#### Exercise description
Read the records below. Copy each line where the string "TradeWave" occurs.

(Stored records)
%%
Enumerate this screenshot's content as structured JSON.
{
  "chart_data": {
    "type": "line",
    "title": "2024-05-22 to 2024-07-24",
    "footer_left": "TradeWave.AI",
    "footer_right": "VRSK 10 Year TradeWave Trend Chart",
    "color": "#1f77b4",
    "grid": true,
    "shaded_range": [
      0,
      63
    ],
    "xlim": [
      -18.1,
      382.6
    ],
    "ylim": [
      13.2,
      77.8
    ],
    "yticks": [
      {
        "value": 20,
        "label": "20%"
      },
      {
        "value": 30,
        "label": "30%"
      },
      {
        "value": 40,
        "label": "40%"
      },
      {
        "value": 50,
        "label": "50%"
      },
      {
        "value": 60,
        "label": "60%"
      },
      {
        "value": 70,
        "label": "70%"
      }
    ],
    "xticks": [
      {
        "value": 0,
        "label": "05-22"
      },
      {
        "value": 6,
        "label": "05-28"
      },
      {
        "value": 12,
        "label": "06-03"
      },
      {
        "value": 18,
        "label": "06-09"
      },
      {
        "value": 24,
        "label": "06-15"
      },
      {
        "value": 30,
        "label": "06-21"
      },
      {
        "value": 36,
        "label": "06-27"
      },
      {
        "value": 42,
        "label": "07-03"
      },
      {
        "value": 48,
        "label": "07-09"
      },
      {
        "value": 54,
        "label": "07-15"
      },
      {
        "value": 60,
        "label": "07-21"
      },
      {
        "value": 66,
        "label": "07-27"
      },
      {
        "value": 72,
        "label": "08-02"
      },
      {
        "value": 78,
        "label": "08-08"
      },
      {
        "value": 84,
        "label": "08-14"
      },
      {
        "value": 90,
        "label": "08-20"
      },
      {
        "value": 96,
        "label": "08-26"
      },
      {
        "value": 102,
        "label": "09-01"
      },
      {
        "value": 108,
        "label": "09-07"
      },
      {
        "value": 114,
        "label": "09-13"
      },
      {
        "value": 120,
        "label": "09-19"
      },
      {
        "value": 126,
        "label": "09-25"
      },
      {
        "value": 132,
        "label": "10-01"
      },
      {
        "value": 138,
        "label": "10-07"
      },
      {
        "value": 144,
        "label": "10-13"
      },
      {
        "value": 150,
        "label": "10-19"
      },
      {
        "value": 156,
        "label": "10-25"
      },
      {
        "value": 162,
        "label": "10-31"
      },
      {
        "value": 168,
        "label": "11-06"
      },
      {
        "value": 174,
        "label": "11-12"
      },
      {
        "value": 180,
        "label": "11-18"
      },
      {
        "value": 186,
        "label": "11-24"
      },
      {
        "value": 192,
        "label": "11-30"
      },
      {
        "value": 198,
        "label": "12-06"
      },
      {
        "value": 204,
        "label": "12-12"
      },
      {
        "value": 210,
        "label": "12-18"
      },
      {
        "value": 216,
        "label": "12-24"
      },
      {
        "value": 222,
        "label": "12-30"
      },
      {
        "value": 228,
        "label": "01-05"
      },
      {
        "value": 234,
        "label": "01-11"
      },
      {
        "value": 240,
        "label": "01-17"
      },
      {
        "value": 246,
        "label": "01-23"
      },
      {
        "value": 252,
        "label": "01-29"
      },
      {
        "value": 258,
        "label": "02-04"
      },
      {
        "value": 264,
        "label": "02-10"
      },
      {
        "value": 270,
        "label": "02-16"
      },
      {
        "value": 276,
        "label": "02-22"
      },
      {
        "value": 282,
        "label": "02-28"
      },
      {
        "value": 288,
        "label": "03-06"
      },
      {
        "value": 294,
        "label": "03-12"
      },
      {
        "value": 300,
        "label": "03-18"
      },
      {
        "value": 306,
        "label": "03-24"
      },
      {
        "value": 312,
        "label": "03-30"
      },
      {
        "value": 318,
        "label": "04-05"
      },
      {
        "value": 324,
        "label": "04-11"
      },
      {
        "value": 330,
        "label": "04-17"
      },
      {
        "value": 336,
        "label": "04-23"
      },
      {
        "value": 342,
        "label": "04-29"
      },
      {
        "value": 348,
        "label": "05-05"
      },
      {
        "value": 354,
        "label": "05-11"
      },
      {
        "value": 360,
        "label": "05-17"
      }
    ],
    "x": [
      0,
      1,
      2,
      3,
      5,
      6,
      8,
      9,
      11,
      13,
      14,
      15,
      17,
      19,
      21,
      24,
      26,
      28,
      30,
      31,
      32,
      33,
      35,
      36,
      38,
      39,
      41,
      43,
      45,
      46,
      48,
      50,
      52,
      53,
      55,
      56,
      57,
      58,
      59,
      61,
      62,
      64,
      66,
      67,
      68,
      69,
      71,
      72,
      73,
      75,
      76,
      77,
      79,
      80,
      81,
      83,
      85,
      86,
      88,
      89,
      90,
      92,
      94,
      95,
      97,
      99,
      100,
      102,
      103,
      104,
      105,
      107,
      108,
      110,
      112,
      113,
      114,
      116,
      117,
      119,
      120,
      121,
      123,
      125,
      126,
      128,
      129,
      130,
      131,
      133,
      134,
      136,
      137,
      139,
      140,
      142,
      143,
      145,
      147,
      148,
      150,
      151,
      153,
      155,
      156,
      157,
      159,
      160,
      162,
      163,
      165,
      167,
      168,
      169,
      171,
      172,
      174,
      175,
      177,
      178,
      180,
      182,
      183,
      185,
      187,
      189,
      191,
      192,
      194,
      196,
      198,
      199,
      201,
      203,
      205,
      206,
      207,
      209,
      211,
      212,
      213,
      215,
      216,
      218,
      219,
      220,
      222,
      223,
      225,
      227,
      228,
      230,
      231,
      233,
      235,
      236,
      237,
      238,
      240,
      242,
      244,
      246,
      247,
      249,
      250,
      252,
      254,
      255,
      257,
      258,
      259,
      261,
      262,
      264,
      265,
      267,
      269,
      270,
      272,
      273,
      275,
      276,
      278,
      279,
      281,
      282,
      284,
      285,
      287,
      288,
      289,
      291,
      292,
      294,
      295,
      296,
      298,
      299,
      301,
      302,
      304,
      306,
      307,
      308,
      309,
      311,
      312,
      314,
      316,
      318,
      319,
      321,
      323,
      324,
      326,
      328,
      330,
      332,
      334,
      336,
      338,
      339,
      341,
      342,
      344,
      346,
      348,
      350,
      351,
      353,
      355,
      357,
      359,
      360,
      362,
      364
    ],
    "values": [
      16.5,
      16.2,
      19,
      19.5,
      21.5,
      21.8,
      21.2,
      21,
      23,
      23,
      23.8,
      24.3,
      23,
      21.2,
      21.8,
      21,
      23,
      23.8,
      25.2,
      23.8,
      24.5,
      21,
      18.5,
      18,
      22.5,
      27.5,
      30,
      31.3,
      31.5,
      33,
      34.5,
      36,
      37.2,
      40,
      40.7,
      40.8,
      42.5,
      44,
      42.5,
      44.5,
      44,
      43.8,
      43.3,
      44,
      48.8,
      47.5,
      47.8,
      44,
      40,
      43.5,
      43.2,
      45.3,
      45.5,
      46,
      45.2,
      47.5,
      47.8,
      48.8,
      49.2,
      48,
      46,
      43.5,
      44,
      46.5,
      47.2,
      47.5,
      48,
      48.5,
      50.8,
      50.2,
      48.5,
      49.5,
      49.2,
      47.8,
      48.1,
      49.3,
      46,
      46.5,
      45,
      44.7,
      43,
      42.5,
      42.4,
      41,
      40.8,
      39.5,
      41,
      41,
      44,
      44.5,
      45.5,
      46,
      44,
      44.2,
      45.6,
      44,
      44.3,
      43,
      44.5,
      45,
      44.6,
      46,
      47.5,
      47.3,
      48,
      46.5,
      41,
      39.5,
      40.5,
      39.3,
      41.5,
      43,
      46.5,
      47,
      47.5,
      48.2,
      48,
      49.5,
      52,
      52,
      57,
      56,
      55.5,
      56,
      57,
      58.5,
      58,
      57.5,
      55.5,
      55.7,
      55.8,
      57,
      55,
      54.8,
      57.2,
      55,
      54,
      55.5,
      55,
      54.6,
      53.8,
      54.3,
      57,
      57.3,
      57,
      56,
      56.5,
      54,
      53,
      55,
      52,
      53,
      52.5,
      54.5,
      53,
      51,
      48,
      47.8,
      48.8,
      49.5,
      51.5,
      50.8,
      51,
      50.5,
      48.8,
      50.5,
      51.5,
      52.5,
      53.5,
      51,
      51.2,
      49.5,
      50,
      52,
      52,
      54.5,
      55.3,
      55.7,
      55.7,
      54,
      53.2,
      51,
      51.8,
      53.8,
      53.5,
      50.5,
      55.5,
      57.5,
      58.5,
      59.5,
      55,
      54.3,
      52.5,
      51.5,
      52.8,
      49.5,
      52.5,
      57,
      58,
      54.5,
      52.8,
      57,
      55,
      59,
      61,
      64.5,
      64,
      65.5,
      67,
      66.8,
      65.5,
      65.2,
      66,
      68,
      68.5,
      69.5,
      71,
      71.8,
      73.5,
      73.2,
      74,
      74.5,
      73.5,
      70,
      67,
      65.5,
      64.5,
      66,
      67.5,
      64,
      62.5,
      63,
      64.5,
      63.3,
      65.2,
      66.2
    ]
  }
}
%%
#### Written solution
    "footer_left": "TradeWave.AI",
    "footer_right": "VRSK 10 Year TradeWave Trend Chart",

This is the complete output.